▸ **Goal of the exercise**
Only a number is wanted. Count the lines holding the string "GARCIA".

Items from a data source:

************

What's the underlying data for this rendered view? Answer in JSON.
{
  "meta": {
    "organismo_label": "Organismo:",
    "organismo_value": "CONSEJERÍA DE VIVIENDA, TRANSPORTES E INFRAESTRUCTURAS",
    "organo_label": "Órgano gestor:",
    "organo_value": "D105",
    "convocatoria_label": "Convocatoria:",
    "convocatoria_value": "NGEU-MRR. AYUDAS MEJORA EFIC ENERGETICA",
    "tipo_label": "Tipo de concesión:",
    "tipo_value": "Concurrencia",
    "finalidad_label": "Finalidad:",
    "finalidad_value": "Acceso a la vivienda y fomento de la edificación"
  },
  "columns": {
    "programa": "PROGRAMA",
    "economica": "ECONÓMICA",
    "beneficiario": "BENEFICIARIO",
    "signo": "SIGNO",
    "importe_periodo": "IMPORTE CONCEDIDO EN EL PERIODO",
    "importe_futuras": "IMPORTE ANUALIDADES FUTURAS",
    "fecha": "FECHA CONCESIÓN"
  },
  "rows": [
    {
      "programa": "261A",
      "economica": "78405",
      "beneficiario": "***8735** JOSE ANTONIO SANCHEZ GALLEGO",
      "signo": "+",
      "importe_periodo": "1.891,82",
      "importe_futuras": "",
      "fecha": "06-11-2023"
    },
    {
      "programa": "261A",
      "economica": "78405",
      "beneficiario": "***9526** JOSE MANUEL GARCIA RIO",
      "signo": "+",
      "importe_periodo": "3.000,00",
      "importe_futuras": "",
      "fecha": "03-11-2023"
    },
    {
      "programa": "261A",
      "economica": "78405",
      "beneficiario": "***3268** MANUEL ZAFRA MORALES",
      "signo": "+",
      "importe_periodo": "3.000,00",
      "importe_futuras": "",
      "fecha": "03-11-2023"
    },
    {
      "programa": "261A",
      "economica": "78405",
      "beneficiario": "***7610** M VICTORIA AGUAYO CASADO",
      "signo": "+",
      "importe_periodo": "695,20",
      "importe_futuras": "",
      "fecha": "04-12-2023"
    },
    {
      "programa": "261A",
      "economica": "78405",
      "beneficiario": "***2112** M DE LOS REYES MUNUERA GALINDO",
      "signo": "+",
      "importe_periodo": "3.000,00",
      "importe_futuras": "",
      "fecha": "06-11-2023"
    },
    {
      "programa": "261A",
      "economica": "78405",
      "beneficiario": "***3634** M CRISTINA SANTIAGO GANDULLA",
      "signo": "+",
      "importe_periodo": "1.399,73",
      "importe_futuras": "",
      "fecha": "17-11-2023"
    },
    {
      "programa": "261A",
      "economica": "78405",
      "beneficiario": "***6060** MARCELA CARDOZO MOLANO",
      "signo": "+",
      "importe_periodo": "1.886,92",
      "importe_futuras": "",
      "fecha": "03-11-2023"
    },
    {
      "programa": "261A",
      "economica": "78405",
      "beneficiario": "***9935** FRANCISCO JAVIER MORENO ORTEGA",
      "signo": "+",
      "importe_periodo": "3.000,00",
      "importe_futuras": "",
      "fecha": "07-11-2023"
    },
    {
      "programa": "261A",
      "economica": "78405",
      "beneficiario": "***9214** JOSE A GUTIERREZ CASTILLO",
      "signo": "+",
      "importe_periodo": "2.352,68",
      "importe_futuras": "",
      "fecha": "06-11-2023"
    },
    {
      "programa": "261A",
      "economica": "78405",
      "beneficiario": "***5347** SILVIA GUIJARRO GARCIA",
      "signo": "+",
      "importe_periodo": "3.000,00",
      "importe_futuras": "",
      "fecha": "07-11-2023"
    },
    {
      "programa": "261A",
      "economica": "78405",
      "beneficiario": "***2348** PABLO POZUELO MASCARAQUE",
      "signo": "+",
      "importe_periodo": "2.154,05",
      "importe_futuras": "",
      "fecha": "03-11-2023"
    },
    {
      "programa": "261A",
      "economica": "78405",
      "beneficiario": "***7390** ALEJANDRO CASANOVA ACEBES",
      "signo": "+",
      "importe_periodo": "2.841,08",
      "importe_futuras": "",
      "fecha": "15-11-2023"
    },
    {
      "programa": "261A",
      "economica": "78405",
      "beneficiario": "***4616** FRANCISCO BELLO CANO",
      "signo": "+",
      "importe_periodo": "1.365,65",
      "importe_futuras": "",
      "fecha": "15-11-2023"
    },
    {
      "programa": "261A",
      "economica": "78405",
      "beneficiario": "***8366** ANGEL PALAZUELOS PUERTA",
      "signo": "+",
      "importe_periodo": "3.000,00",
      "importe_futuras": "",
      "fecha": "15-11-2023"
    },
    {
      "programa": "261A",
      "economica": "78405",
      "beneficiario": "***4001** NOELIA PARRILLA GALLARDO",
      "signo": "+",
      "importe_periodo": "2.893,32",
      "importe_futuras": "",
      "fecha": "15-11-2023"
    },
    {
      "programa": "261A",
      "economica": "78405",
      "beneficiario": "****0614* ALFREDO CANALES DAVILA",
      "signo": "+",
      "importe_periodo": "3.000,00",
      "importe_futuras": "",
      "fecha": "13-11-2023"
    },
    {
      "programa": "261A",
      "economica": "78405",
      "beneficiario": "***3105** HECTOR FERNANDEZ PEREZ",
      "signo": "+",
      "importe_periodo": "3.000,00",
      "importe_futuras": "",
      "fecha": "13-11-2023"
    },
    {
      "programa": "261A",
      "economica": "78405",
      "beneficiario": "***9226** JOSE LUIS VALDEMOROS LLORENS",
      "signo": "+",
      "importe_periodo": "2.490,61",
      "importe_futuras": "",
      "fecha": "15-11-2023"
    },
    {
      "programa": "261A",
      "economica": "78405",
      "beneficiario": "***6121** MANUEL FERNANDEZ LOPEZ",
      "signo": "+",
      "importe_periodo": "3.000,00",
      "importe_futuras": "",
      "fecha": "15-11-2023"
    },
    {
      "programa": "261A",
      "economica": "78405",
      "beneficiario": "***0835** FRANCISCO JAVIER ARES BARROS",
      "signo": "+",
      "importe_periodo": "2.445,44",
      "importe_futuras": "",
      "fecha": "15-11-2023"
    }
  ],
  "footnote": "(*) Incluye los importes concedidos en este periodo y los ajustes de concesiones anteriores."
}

************

▸ **Expected answer**
2